▸ **TASK DESCRIPTION**: Continue the passage below about shrines, pirs, and Pakistani politics, starting after its final sentence. The entries that follow the passage are not part of it.

▸ **PASSAGE SHOWN**:
——————————

Similarly, the shrine at Golra Sharif has been a center for political activism from the 1920s during the Khilafat Movement, which sought to protect the defeated Ottoman Empire’s caliphate, until as recently as the 1977 elections, when the presiding pir’s followers participated in an opposition alliance against then-Prime Minister Zulfiqar Ali Bhutto. Dedicated to Pir Meher Ali Shah, an early 20th-century Sufi scholar, the shrine has over 1 million followers across the country who blindly accept the political views of the current pir. It is believed that a nod of assent by Golra’s pir can cement the fortunes of a politician in the Potohar region (where the shrine is located) because of his influence over voters and status as a power broker.

Both former Prime Ministers Benazir Bhutto and Nawaz Sharif sought the Golra pir’s benediction during several election campaigns in the 1990s. Many devotees of the shrine also work at the Capital Development Authority (CDA), Islamabad’s municipal corporation, and have long turned a blind eye to the vast tracts of real estate allegedly acquired by the shrine’s presiding pir, Syed Ghulam Moinul Haq. Many of his plots are rented out to followers who operate small businesses, providing Haq with multiple income streams through his land and contributions associated with his shrine.

In fact, the Bhuttos, whose massive mausoleum in Sindh’s Larkana district functions as a shrine for the “martyrs” of the family, were also great believers in pirs. In the 1970s, while Zulfikar was promoting the left-leaning politics of Islamic socialism, he would also visit the Bengali Pir Mujibur Rahman Chishty (in what was then East Pakistan, now Bangladesh), who was known for selling “taweez” (protection charms). His daughter Benazir also continued to consult him later. Benazir’s husband, Asif Ali Zardari, who became president in 2008, invited Pir Muhammad Ejaz to move into the presidential palace with him. One of his tasks was to organize a steady supply of fresh goats for sacrificial purposes to help repel the “evil eye” cast by Zardari’s opponents. But Ejaz would seldom be in the news to take credit for helping Zardari navigate the minefield of corruption cases against him.

——————————

▸ **INPUT DATA**:
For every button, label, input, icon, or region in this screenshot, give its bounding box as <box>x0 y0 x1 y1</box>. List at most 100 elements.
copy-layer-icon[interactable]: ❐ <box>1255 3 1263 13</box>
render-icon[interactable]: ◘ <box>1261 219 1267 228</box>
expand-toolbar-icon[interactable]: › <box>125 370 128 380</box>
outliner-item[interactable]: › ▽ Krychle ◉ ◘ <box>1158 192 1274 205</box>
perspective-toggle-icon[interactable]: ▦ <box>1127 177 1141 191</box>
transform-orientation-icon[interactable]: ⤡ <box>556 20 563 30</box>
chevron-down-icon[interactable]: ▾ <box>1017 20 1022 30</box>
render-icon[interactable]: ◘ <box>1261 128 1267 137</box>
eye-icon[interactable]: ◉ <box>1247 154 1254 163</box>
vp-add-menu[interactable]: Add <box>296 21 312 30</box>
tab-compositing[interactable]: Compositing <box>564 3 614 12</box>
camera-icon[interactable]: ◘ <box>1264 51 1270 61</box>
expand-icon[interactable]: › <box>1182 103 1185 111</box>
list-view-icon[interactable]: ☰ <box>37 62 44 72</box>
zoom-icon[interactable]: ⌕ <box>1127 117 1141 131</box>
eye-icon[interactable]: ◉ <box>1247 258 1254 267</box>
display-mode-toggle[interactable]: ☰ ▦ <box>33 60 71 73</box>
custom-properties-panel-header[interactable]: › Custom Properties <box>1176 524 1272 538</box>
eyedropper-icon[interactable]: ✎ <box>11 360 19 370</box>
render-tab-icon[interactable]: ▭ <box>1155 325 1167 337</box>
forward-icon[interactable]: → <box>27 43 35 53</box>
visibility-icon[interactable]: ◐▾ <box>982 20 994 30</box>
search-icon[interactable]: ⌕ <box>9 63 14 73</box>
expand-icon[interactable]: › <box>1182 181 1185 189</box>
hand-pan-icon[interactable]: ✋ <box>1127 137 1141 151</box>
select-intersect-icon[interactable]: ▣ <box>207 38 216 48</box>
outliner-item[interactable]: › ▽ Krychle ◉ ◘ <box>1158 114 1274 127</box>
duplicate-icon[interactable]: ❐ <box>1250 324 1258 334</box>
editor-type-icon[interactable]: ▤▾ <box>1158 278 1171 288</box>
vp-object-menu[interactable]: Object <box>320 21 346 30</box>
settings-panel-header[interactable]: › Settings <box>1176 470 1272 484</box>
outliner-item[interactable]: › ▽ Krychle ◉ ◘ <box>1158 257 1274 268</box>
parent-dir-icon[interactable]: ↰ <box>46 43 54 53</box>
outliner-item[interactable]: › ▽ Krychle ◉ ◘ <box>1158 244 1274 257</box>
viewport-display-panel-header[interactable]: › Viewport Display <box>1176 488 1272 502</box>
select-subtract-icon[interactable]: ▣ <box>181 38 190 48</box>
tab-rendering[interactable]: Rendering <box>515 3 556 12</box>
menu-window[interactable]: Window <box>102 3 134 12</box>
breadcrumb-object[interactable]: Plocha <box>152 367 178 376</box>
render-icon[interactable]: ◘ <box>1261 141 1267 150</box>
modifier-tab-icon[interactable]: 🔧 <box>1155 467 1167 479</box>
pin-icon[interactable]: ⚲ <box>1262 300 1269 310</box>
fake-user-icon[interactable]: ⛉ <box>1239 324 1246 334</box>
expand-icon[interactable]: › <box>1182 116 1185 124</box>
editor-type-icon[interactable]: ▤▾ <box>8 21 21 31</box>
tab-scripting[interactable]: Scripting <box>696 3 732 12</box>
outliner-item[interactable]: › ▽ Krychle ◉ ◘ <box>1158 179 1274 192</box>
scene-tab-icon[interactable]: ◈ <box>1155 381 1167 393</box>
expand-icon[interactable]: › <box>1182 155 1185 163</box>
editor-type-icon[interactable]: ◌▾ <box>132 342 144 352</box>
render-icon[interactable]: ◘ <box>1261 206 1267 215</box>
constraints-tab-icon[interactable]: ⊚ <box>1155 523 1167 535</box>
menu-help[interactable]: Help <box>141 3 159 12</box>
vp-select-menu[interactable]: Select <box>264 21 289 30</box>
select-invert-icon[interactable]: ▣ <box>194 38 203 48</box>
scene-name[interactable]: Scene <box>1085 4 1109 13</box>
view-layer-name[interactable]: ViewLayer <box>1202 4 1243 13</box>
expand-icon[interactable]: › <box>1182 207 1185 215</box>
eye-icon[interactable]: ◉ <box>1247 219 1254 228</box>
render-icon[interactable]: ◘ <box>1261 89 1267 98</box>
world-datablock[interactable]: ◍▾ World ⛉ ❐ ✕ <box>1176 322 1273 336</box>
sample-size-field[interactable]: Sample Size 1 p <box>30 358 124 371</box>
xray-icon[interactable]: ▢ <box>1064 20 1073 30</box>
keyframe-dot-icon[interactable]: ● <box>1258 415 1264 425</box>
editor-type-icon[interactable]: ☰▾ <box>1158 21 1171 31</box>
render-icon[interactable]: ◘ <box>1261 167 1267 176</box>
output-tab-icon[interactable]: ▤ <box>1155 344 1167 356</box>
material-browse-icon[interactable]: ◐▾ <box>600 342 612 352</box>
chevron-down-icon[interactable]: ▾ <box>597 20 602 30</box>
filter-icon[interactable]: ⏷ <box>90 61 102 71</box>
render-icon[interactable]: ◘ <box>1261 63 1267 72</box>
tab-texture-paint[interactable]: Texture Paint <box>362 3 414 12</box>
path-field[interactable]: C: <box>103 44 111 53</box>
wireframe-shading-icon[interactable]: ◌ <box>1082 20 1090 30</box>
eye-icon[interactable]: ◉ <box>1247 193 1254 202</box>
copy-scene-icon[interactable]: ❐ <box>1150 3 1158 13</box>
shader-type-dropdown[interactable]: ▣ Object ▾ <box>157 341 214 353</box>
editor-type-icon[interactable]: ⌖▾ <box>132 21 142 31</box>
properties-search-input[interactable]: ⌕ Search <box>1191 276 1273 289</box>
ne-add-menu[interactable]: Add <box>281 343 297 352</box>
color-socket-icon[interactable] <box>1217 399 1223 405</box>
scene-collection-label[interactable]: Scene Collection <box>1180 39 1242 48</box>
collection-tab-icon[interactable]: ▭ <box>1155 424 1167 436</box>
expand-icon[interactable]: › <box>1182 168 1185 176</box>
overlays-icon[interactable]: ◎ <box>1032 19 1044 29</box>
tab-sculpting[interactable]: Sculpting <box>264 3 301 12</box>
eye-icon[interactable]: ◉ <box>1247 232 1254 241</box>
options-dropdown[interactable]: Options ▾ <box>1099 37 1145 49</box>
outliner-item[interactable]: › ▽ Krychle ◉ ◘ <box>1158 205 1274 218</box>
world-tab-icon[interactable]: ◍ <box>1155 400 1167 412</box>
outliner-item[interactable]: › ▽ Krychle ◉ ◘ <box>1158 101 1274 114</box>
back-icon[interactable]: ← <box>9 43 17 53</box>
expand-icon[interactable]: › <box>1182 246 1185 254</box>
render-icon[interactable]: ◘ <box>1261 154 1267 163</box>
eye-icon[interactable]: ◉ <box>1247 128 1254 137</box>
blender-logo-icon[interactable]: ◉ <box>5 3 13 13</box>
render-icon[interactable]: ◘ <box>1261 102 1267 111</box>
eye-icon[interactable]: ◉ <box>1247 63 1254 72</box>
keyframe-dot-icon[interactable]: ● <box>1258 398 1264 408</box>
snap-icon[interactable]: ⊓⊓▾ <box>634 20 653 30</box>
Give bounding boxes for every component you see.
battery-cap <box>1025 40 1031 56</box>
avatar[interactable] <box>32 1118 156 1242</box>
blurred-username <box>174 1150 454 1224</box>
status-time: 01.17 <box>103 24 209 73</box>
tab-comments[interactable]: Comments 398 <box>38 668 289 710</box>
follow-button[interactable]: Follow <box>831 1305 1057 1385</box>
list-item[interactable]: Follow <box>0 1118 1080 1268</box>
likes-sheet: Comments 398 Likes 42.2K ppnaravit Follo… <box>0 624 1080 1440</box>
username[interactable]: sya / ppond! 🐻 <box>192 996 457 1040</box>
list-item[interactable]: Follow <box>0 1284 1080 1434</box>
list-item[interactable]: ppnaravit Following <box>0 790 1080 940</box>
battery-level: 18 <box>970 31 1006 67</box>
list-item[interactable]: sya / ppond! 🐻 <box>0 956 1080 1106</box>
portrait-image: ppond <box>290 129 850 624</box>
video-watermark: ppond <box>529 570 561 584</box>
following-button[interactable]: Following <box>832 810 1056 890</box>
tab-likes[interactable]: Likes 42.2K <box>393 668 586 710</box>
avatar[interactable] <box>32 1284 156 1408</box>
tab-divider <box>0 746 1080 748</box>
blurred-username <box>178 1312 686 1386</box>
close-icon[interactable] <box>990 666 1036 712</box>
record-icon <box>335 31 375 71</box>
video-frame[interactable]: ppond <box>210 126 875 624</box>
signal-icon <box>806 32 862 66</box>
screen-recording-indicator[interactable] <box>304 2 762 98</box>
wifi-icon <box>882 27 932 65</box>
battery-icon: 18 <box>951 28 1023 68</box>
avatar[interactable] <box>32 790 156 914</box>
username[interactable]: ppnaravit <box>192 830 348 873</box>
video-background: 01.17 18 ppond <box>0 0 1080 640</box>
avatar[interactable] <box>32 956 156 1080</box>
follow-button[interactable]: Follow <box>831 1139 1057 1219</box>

——————————

▸ **RESPONSE TO THE EXERCISE**:
Lest one think that pirs are merely a modern expression of Pakistani superstition, legends of their wisdom and spiritual prowess have been woven into the fabric of the subcontinent’s history and point to their enduring influence in present-day Pakistan. Take the case of Zaheeruddin Babur, who founded the Mughal Empire in 1526. His son Humayun fell ill and nearly died upon returning from the far-flung marches of Badakhshan in modern-day Afghanistan. On the advice of a pir, Babur walked around his son and called upon God to substitute his life instead. Later, in the winter of 1530, Babur succumbed to an illness, while his son survived to inherit his empire.

Another popular tale from the Mughal era is that of Humayun’s son Akbar, who approached the Sufi saint Salim Chishti in Sikri (in present-day India), desperate for a male heir to the throne. It is said that after Chishti blessed him, the first of three sons was born and was named Salim in honor of the saint. He was later known as Emperor Jehangir.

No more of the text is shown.